提示テキスト |

════════════════

短編戯曲『世紀末』 裏話
こんにちは!
今回は、
短編戯曲『世紀末』の裏話をします。
作品はこちらです。
↓ ↓ ↓
(※PDFファイルでの公開です。ダウンロードしてご覧ください。)
この作品は、
昨年の日本大学芸術学部演劇学科令和4年度上演実習1A後期発表で、上演発表された課題戯曲です。
私にとって、初めて自由なテーマで書いたお話です。
昨年の夏、
私は締め切りが迫る中、一つもネタが思い浮かんでおらず、
焦りから、実家に帰る電車の中で田んぼを眺めながら涙ぐんでいました。
家に帰って母に愚痴をこぼしながら話をして、
「書くものがないなら家族の話を書けばいい」
と言われ、私が勝手に隠し玉だと思っていた母のエピソードを脳内から引っ張り出し、
それをモチーフに課題に取り組むことにしました。
そうして出来上がったのが、『世紀末』という話です。
母が若い頃、祖父母に内緒でワーキングホリデーに行こうとした時のエピソードが元ネタになっています。
そのまんまです。
登場人物も、実際の私の家族がモデルになっています。
ネタが思い浮かばず、どれほど切羽詰まっていたのかということが伺えると思います。
どうでもいいような会話や、真面目ではない場面にも
内輪にしか分からないような小ネタを散りばめたので、
ほぼ、いつもの我が家のような雰囲気に仕上がりました。
とはいえ、全てが実話というわけではなく、
私の感覚からすると、
話の核となる部分はフィクション、残りの全てがノンフィクションで構成されています。
元々の実話がかなり馬鹿げているので、
事実に基づいて、初めは終始ふざけているコントのような話にしようと思っていたのですが、
改稿を重ねるうちに段々と真面目要素が増えていきました。

════════════════

データ抜粋 |

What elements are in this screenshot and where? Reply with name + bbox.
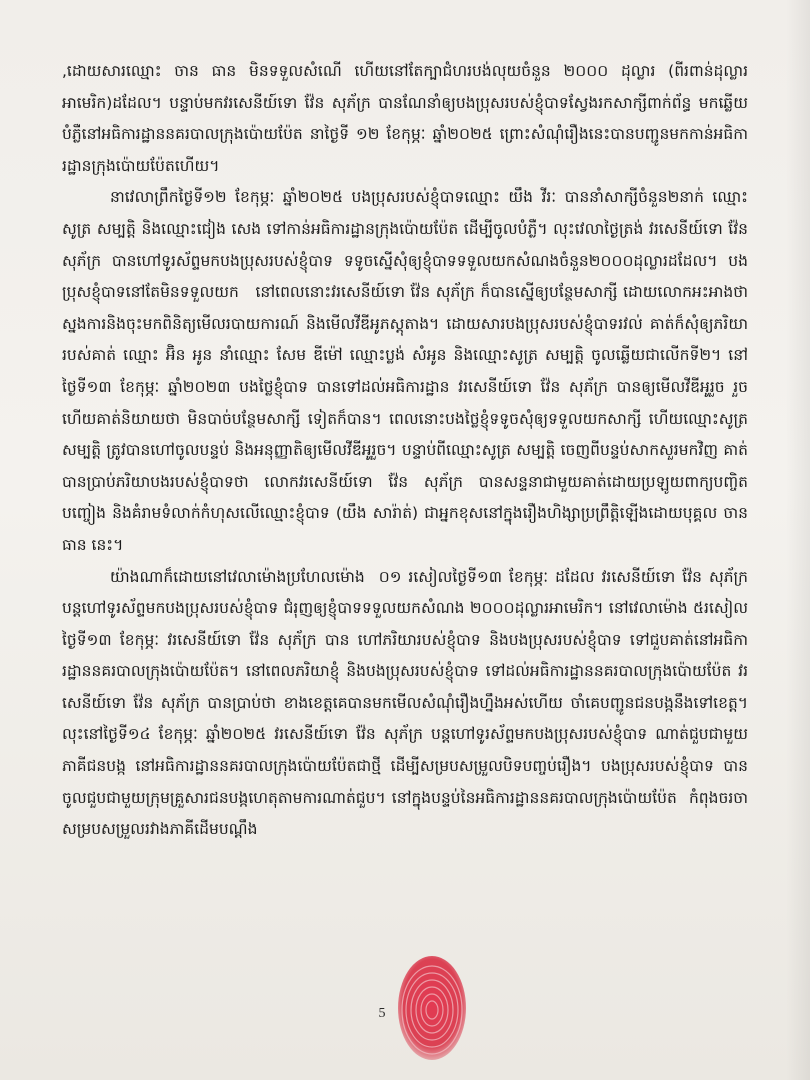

════════════════

課題 |
A. 『世紀末』の裏話では、この戯曲の元になったのはどんなエピソードだと述べられていますか。
B. 『世紀末』の裏話のうち、「とはいえ、全てが実話というわけではなく、」から始まり「改稿を重ねるうちに段々と真面目要素が増えていきました。」で終わる部分を一字一句違えずに書き写してください。
C. 『世紀末』の裏話を、最後の文の後から書き継いでください。
ここにある資料は、別の出典から取られたものです。

解答例 |
A. 母が若い頃、祖父母に内緒でワーキングホリデーに行こうとした時のエピソードです。

B.
とはいえ、全てが実話というわけではなく、
私の感覚からすると、
話の核となる部分はフィクション、残りの全てがノンフィクションで構成されています。
元々の実話がかなり馬鹿げているので、
事実に基づいて、初めは終始ふざけているコントのような話にしようと思っていたのですが、
改稿を重ねるうちに段々と真面目要素が増えていきました。

C.
書き直しって不思議だなと、しみじみ感じます。
どの作品のどの登場人物も無論大好きですが、
今作は、特にお兄ちゃんとおばあちゃんが好きです。
お兄ちゃんは元々登場の予定はありませんでしたが、
急遽変更することになりました。
これが仕事か、と感じながら
真夜中に戯曲を書き直したことが印象に残っています。
そうやって全力を尽くした証なので、
思いっきり作者目線にはなるのですが、
お兄ちゃんが出てくる場面は、どれも全部感慨深いです。
おばあちゃんはかわいいので好きです❤️
基本的に、自分が書いた作品は何だか小っ恥ずかしいので
あまり積極的に読み返したくはないのですが、
『世紀末』は、
当時の私が、脳汁を振り絞り、己の持てる力の限界に挑んだような作品で、
読み返すとその頃の苦しみがよみがってくるので、
トップレベルで読み返したくない作品です。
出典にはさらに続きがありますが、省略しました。